• _WORK REQUIRED_: Say how many lines include "text", with no words around the number.

========================================

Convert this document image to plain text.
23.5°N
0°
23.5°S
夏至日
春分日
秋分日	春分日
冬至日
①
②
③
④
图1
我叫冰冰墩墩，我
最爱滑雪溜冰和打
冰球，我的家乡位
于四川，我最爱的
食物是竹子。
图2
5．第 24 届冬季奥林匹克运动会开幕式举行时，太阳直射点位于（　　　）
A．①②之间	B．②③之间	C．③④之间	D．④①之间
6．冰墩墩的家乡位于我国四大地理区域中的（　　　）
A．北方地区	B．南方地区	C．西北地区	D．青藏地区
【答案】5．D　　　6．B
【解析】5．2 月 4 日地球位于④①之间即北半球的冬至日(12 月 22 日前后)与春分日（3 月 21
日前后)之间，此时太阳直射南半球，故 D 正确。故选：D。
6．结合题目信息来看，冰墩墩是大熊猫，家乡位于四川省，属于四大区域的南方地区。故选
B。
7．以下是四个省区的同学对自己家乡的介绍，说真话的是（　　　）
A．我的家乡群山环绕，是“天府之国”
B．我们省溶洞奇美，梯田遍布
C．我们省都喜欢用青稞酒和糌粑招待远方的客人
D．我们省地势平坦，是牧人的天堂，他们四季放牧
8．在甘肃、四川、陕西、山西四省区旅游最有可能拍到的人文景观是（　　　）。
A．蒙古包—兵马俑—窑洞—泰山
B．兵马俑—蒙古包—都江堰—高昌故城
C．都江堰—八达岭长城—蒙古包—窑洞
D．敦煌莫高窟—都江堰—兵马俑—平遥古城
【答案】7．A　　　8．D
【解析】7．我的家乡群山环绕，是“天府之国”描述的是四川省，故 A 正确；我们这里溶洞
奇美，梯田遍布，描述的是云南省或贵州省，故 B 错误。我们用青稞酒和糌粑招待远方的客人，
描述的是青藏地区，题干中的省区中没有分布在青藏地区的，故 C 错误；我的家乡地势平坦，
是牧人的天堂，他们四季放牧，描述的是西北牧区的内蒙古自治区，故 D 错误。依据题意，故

========================================

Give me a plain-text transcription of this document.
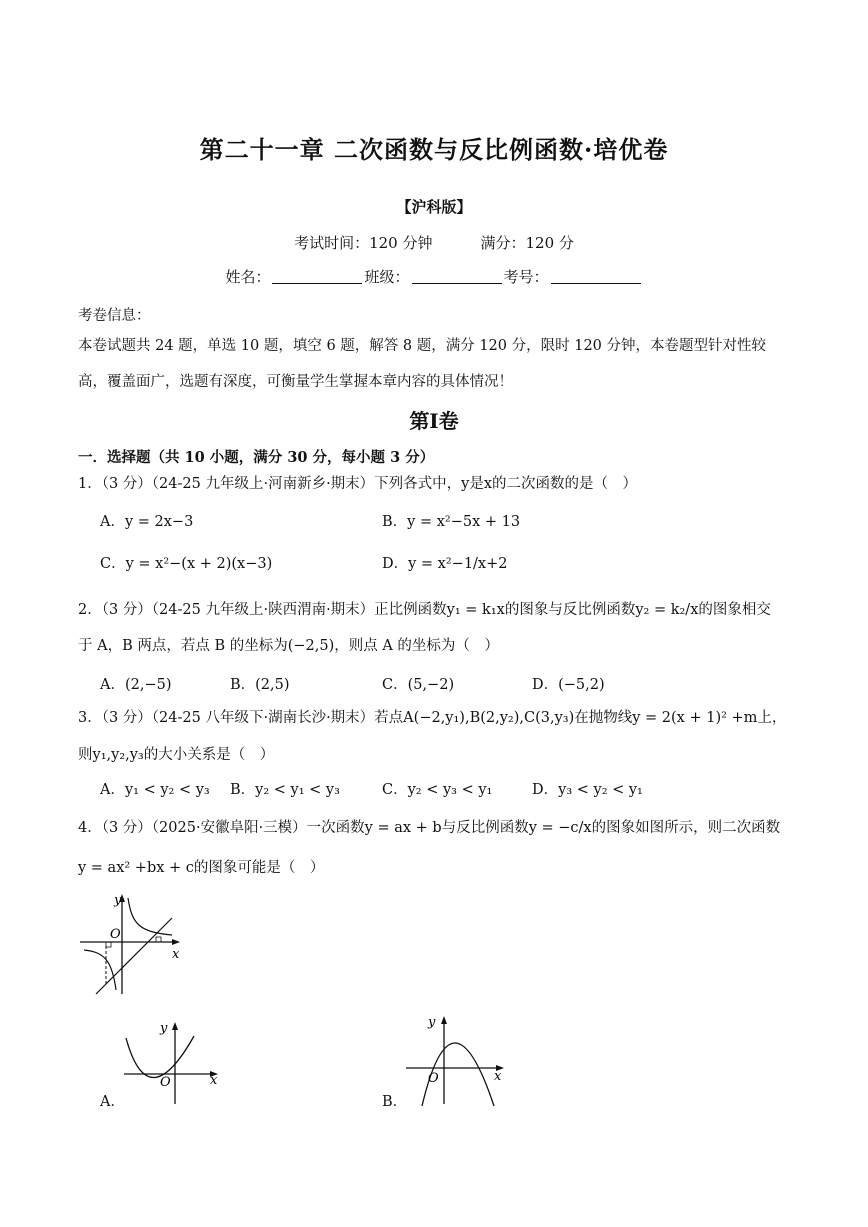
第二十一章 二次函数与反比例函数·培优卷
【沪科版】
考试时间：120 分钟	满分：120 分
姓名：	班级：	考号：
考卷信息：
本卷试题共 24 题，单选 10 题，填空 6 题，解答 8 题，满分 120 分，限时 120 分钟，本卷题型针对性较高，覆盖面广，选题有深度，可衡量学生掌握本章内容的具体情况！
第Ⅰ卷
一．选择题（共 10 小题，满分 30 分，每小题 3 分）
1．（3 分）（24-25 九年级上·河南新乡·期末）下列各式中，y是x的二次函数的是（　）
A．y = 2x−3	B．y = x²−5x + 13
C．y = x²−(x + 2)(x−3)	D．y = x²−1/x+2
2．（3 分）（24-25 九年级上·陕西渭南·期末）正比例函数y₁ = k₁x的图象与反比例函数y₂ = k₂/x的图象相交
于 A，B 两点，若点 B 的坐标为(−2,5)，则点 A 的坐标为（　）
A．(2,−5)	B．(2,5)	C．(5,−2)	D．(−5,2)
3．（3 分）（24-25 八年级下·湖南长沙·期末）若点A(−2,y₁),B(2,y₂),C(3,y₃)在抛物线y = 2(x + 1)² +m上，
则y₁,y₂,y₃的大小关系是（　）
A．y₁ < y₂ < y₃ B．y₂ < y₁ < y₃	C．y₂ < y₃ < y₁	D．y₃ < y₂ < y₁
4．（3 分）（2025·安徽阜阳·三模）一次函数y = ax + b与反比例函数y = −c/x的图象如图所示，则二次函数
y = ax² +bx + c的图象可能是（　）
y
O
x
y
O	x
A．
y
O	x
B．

========================================

• _SOLUTION TO THE PROBLEM_: 2